--- start ---

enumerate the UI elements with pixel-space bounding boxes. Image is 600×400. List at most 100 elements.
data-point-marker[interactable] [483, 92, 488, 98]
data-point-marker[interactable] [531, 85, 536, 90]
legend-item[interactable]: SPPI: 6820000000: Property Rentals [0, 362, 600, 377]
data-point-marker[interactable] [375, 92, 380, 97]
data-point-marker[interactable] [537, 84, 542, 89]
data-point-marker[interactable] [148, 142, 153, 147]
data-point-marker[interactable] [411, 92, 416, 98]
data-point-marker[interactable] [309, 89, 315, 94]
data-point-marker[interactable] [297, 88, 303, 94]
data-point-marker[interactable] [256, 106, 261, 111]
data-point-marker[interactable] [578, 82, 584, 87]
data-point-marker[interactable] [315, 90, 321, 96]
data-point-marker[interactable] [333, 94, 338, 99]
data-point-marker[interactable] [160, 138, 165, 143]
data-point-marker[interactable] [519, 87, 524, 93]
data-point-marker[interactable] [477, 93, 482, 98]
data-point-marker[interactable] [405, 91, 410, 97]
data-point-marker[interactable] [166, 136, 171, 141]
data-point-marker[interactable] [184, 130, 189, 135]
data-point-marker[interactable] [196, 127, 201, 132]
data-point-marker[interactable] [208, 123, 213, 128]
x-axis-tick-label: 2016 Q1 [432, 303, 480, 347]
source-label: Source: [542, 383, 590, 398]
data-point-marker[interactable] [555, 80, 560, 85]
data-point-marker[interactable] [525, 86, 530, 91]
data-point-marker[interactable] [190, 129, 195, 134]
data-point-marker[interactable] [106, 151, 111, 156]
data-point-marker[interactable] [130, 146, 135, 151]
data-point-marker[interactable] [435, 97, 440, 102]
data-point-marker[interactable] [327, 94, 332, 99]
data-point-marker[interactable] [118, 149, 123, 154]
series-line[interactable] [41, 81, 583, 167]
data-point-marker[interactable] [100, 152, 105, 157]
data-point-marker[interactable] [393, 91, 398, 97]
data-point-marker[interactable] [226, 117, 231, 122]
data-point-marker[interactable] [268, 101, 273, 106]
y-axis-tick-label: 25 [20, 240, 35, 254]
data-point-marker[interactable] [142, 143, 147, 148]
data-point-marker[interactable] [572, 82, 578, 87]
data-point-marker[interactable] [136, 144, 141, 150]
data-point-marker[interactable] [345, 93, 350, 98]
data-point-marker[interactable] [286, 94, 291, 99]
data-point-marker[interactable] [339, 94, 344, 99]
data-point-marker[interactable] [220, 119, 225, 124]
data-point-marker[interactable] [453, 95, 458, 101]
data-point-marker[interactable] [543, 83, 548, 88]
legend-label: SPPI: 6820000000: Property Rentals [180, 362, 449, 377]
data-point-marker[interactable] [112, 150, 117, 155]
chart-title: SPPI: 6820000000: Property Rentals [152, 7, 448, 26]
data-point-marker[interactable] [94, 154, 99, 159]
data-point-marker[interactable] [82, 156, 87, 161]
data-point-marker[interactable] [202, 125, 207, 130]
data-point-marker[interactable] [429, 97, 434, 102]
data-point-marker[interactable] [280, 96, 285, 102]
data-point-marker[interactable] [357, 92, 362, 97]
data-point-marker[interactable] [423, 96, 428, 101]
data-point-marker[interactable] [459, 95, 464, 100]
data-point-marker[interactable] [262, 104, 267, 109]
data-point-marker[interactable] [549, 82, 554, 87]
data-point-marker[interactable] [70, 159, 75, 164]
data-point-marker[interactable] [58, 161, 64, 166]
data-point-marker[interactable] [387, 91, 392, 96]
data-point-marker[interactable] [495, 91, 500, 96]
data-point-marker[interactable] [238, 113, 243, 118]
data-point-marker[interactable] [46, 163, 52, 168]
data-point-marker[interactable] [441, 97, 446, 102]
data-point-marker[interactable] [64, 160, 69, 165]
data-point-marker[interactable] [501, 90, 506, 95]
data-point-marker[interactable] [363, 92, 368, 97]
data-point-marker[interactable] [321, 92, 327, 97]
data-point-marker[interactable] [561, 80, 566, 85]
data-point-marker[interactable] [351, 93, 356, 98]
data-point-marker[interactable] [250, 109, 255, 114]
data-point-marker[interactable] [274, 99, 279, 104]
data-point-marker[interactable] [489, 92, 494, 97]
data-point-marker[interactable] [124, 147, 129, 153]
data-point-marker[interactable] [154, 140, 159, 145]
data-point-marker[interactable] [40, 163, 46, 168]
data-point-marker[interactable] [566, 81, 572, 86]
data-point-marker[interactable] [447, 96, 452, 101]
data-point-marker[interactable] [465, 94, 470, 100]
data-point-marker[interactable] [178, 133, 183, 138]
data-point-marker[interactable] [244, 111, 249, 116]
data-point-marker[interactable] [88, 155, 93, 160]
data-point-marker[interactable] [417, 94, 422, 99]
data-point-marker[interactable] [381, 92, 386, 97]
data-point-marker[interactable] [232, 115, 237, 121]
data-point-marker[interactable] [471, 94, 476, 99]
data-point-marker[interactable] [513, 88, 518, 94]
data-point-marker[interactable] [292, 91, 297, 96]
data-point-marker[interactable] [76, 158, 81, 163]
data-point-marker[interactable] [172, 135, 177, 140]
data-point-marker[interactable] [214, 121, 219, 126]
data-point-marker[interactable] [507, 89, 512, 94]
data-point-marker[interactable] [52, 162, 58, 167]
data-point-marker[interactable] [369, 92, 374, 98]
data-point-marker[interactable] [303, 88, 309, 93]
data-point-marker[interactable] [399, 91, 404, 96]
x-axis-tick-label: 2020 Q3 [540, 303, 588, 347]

--- end ---

**WHAT IS ASKED:** Reproduce the listing above line for line, with no changes.

**RESPONSE TO THIS TASK:**
enumerate the UI elements with pixel-space bounding boxes. Image is 600×400. List at most 100 elements.
data-point-marker[interactable] [483, 92, 488, 98]
data-point-marker[interactable] [531, 85, 536, 90]
legend-item[interactable]: SPPI: 6820000000: Property Rentals [0, 362, 600, 377]
data-point-marker[interactable] [375, 92, 380, 97]
data-point-marker[interactable] [537, 84, 542, 89]
data-point-marker[interactable] [148, 142, 153, 147]
data-point-marker[interactable] [411, 92, 416, 98]
data-point-marker[interactable] [309, 89, 315, 94]
data-point-marker[interactable] [297, 88, 303, 94]
data-point-marker[interactable] [256, 106, 261, 111]
data-point-marker[interactable] [578, 82, 584, 87]
data-point-marker[interactable] [315, 90, 321, 96]
data-point-marker[interactable] [333, 94, 338, 99]
data-point-marker[interactable] [160, 138, 165, 143]
data-point-marker[interactable] [519, 87, 524, 93]
data-point-marker[interactable] [477, 93, 482, 98]
data-point-marker[interactable] [405, 91, 410, 97]
data-point-marker[interactable] [166, 136, 171, 141]
data-point-marker[interactable] [184, 130, 189, 135]
data-point-marker[interactable] [196, 127, 201, 132]
data-point-marker[interactable] [208, 123, 213, 128]
x-axis-tick-label: 2016 Q1 [432, 303, 480, 347]
source-label: Source: [542, 383, 590, 398]
data-point-marker[interactable] [555, 80, 560, 85]
data-point-marker[interactable] [525, 86, 530, 91]
data-point-marker[interactable] [190, 129, 195, 134]
data-point-marker[interactable] [106, 151, 111, 156]
data-point-marker[interactable] [130, 146, 135, 151]
data-point-marker[interactable] [435, 97, 440, 102]
data-point-marker[interactable] [327, 94, 332, 99]
data-point-marker[interactable] [118, 149, 123, 154]
series-line[interactable] [41, 81, 583, 167]
data-point-marker[interactable] [100, 152, 105, 157]
data-point-marker[interactable] [393, 91, 398, 97]
data-point-marker[interactable] [226, 117, 231, 122]
data-point-marker[interactable] [268, 101, 273, 106]
y-axis-tick-label: 25 [20, 240, 35, 254]
data-point-marker[interactable] [142, 143, 147, 148]
data-point-marker[interactable] [572, 82, 578, 87]
data-point-marker[interactable] [136, 144, 141, 150]
data-point-marker[interactable] [345, 93, 350, 98]
data-point-marker[interactable] [286, 94, 291, 99]
data-point-marker[interactable] [339, 94, 344, 99]
data-point-marker[interactable] [220, 119, 225, 124]
data-point-marker[interactable] [453, 95, 458, 101]
data-point-marker[interactable] [543, 83, 548, 88]
legend-label: SPPI: 6820000000: Property Rentals [180, 362, 449, 377]
data-point-marker[interactable] [112, 150, 117, 155]
chart-title: SPPI: 6820000000: Property Rentals [152, 7, 448, 26]
data-point-marker[interactable] [94, 154, 99, 159]
data-point-marker[interactable] [82, 156, 87, 161]
data-point-marker[interactable] [202, 125, 207, 130]
data-point-marker[interactable] [429, 97, 434, 102]
data-point-marker[interactable] [280, 96, 285, 102]
data-point-marker[interactable] [357, 92, 362, 97]
data-point-marker[interactable] [423, 96, 428, 101]
data-point-marker[interactable] [459, 95, 464, 100]
data-point-marker[interactable] [262, 104, 267, 109]
data-point-marker[interactable] [549, 82, 554, 87]
data-point-marker[interactable] [70, 159, 75, 164]
data-point-marker[interactable] [58, 161, 64, 166]
data-point-marker[interactable] [387, 91, 392, 96]
data-point-marker[interactable] [495, 91, 500, 96]
data-point-marker[interactable] [238, 113, 243, 118]
data-point-marker[interactable] [46, 163, 52, 168]
data-point-marker[interactable] [441, 97, 446, 102]
data-point-marker[interactable] [64, 160, 69, 165]
data-point-marker[interactable] [501, 90, 506, 95]
data-point-marker[interactable] [363, 92, 368, 97]
data-point-marker[interactable] [321, 92, 327, 97]
data-point-marker[interactable] [561, 80, 566, 85]
data-point-marker[interactable] [351, 93, 356, 98]
data-point-marker[interactable] [250, 109, 255, 114]
data-point-marker[interactable] [274, 99, 279, 104]
data-point-marker[interactable] [489, 92, 494, 97]
data-point-marker[interactable] [124, 147, 129, 153]
data-point-marker[interactable] [154, 140, 159, 145]
data-point-marker[interactable] [40, 163, 46, 168]
data-point-marker[interactable] [566, 81, 572, 86]
data-point-marker[interactable] [447, 96, 452, 101]
data-point-marker[interactable] [465, 94, 470, 100]
data-point-marker[interactable] [178, 133, 183, 138]
data-point-marker[interactable] [244, 111, 249, 116]
data-point-marker[interactable] [88, 155, 93, 160]
data-point-marker[interactable] [417, 94, 422, 99]
data-point-marker[interactable] [381, 92, 386, 97]
data-point-marker[interactable] [232, 115, 237, 121]
data-point-marker[interactable] [471, 94, 476, 99]
data-point-marker[interactable] [513, 88, 518, 94]
data-point-marker[interactable] [292, 91, 297, 96]
data-point-marker[interactable] [76, 158, 81, 163]
data-point-marker[interactable] [172, 135, 177, 140]
data-point-marker[interactable] [214, 121, 219, 126]
data-point-marker[interactable] [507, 89, 512, 94]
data-point-marker[interactable] [52, 162, 58, 167]
data-point-marker[interactable] [369, 92, 374, 98]
data-point-marker[interactable] [303, 88, 309, 93]
data-point-marker[interactable] [399, 91, 404, 96]
x-axis-tick-label: 2020 Q3 [540, 303, 588, 347]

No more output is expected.